> **Task statement**
Note each line that includes the word "laporan". Copy those lines.

(Data entries)
• • • •
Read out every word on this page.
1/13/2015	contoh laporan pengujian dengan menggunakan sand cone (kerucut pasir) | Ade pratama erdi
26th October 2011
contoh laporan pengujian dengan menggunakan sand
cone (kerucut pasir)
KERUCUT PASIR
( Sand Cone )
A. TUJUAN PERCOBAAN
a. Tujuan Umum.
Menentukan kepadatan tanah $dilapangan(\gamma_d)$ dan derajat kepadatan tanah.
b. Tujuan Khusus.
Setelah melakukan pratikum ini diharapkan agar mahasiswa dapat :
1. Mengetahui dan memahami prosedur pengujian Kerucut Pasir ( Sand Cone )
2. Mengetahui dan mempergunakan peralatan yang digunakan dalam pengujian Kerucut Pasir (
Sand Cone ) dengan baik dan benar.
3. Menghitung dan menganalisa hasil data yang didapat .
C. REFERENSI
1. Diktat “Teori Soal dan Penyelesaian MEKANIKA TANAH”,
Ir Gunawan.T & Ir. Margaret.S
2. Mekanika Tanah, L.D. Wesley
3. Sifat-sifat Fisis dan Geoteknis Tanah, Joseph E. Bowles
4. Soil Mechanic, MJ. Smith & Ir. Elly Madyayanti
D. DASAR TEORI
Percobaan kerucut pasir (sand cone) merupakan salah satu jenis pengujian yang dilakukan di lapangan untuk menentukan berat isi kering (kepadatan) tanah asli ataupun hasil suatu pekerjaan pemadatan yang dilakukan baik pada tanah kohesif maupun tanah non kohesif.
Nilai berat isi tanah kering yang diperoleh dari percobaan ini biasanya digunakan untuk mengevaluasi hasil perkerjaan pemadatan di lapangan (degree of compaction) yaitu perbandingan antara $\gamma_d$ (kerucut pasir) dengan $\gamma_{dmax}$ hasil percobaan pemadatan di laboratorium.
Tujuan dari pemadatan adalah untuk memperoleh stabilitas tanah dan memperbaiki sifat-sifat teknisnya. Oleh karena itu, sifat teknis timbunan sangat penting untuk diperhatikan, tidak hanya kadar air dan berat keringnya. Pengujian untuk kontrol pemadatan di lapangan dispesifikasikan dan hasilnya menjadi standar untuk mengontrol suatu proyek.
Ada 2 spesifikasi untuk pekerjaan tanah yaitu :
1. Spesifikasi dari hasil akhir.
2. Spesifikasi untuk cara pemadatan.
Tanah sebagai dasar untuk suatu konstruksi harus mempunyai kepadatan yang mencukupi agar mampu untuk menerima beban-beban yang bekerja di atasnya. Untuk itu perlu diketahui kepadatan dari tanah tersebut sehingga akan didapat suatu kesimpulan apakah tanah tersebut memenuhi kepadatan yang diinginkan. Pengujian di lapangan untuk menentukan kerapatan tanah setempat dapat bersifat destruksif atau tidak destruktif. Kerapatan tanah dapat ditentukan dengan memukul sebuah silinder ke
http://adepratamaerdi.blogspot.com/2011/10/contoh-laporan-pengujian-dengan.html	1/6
• • • •
> **Finished task**
1/13/2015	contoh laporan pengujian dengan menggunakan sand cone (kerucut pasir) | Ade pratama erdi
contoh laporan pengujian dengan menggunakan sand
http://adepratamaerdi.blogspot.com/2011/10/contoh-laporan-pengujian-dengan.html	1/6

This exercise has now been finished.